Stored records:

◆ ◆ ◆

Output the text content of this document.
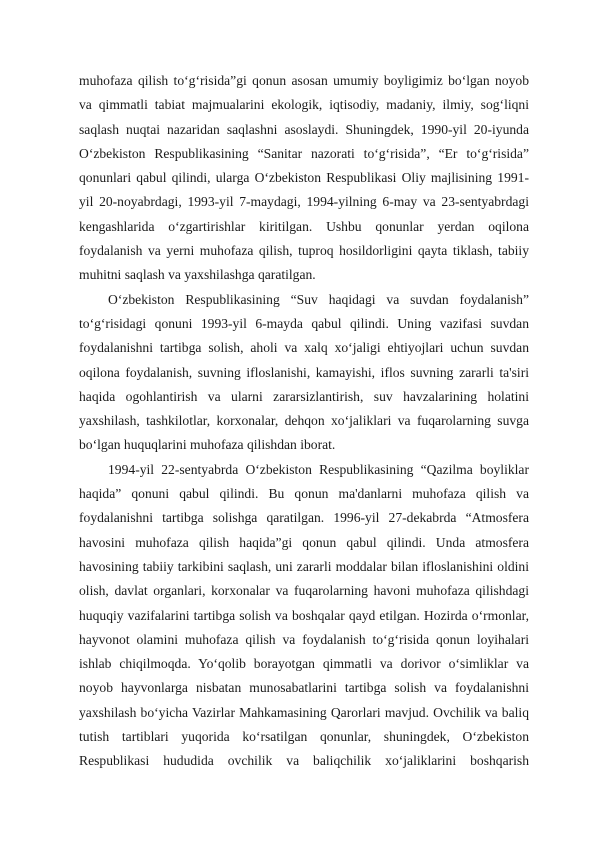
muhofaza qilish to‘g‘risida”gi qonun asosan umumiy boyligimiz bo‘lgan noyob
va qimmatli tabiat majmualarini ekologik, iqtisodiy, madaniy, ilmiy, sog‘liqni
saqlash nuqtai nazaridan saqlashni asoslaydi. Shuningdek, 1990-yil 20-iyunda
O‘zbekiston Respublikasining “Sanitar nazorati to‘g‘risida”, “Er to‘g‘risida”
qonunlari qabul qilindi, ularga O‘zbekiston Respublikasi Oliy majlisining 1991-
yil 20-noyabrdagi, 1993-yil 7-maydagi, 1994-yilning 6-may va 23-sentyabrdagi
kengashlarida o‘zgartirishlar kiritilgan. Ushbu qonunlar yerdan oqilona
foydalanish va yerni muhofaza qilish, tuproq hosildorligini qayta tiklash, tabiiy
muhitni saqlash va yaxshilashga qaratilgan.

O‘zbekiston Respublikasining “Suv haqidagi va suvdan foydalanish”
to‘g‘risidagi qonuni 1993-yil 6-mayda qabul qilindi. Uning vazifasi suvdan
foydalanishni tartibga solish, aholi va xalq xo‘jaligi ehtiyojlari uchun suvdan
oqilona foydalanish, suvning ifloslanishi, kamayishi, iflos suvning zararli ta'siri
haqida ogohlantirish va ularni zararsizlantirish, suv havzalarining holatini
yaxshilash, tashkilotlar, korxonalar, dehqon xo‘jaliklari va fuqarolarning suvga
bo‘lgan huquqlarini muhofaza qilishdan iborat.

1994-yil 22-sentyabrda O‘zbekiston Respublikasining “Qazilma boyliklar
haqida” qonuni qabul qilindi. Bu qonun ma'danlarni muhofaza qilish va
foydalanishni tartibga solishga qaratilgan. 1996-yil 27-dekabrda “Atmosfera
havosini muhofaza qilish haqida”gi qonun qabul qilindi. Unda atmosfera
havosining tabiiy tarkibini saqlash, uni zararli moddalar bilan ifloslanishini oldini
olish, davlat organlari, korxonalar va fuqarolarning havoni muhofaza qilishdagi
huquqiy vazifalarini tartibga solish va boshqalar qayd etilgan. Hozirda o‘rmonlar,
hayvonot olamini muhofaza qilish va foydalanish to‘g‘risida qonun loyihalari
ishlab chiqilmoqda. Yo‘qolib borayotgan qimmatli va dorivor o‘simliklar va
noyob hayvonlarga nisbatan munosabatlarini tartibga solish va foydalanishni
yaxshilash bo‘yicha Vazirlar Mahkamasining Qarorlari mavjud. Ovchilik va baliq
tutish tartiblari yuqorida ko‘rsatilgan qonunlar, shuningdek, O‘zbekiston
Respublikasi hududida ovchilik va baliqchilik xo‘jaliklarini boshqarish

◆ ◆ ◆

(Problem to work on):
Every record is to be reproduced exactly, with no pictures included.

(Response below):
Output the text content of this document.
muhofaza qilish to‘g‘risida”gi qonun asosan umumiy boyligimiz bo‘lgan noyob
va qimmatli tabiat majmualarini ekologik, iqtisodiy, madaniy, ilmiy, sog‘liqni
saqlash nuqtai nazaridan saqlashni asoslaydi. Shuningdek, 1990-yil 20-iyunda
O‘zbekiston Respublikasining “Sanitar nazorati to‘g‘risida”, “Er to‘g‘risida”
qonunlari qabul qilindi, ularga O‘zbekiston Respublikasi Oliy majlisining 1991-
yil 20-noyabrdagi, 1993-yil 7-maydagi, 1994-yilning 6-may va 23-sentyabrdagi
kengashlarida o‘zgartirishlar kiritilgan. Ushbu qonunlar yerdan oqilona
foydalanish va yerni muhofaza qilish, tuproq hosildorligini qayta tiklash, tabiiy
muhitni saqlash va yaxshilashga qaratilgan.

O‘zbekiston Respublikasining “Suv haqidagi va suvdan foydalanish”
to‘g‘risidagi qonuni 1993-yil 6-mayda qabul qilindi. Uning vazifasi suvdan
foydalanishni tartibga solish, aholi va xalq xo‘jaligi ehtiyojlari uchun suvdan
oqilona foydalanish, suvning ifloslanishi, kamayishi, iflos suvning zararli ta'siri
haqida ogohlantirish va ularni zararsizlantirish, suv havzalarining holatini
yaxshilash, tashkilotlar, korxonalar, dehqon xo‘jaliklari va fuqarolarning suvga
bo‘lgan huquqlarini muhofaza qilishdan iborat.

1994-yil 22-sentyabrda O‘zbekiston Respublikasining “Qazilma boyliklar
haqida” qonuni qabul qilindi. Bu qonun ma'danlarni muhofaza qilish va
foydalanishni tartibga solishga qaratilgan. 1996-yil 27-dekabrda “Atmosfera
havosini muhofaza qilish haqida”gi qonun qabul qilindi. Unda atmosfera
havosining tabiiy tarkibini saqlash, uni zararli moddalar bilan ifloslanishini oldini
olish, davlat organlari, korxonalar va fuqarolarning havoni muhofaza qilishdagi
huquqiy vazifalarini tartibga solish va boshqalar qayd etilgan. Hozirda o‘rmonlar,
hayvonot olamini muhofaza qilish va foydalanish to‘g‘risida qonun loyihalari
ishlab chiqilmoqda. Yo‘qolib borayotgan qimmatli va dorivor o‘simliklar va
noyob hayvonlarga nisbatan munosabatlarini tartibga solish va foydalanishni
yaxshilash bo‘yicha Vazirlar Mahkamasining Qarorlari mavjud. Ovchilik va baliq
tutish tartiblari yuqorida ko‘rsatilgan qonunlar, shuningdek, O‘zbekiston
Respublikasi hududida ovchilik va baliqchilik xo‘jaliklarini boshqarish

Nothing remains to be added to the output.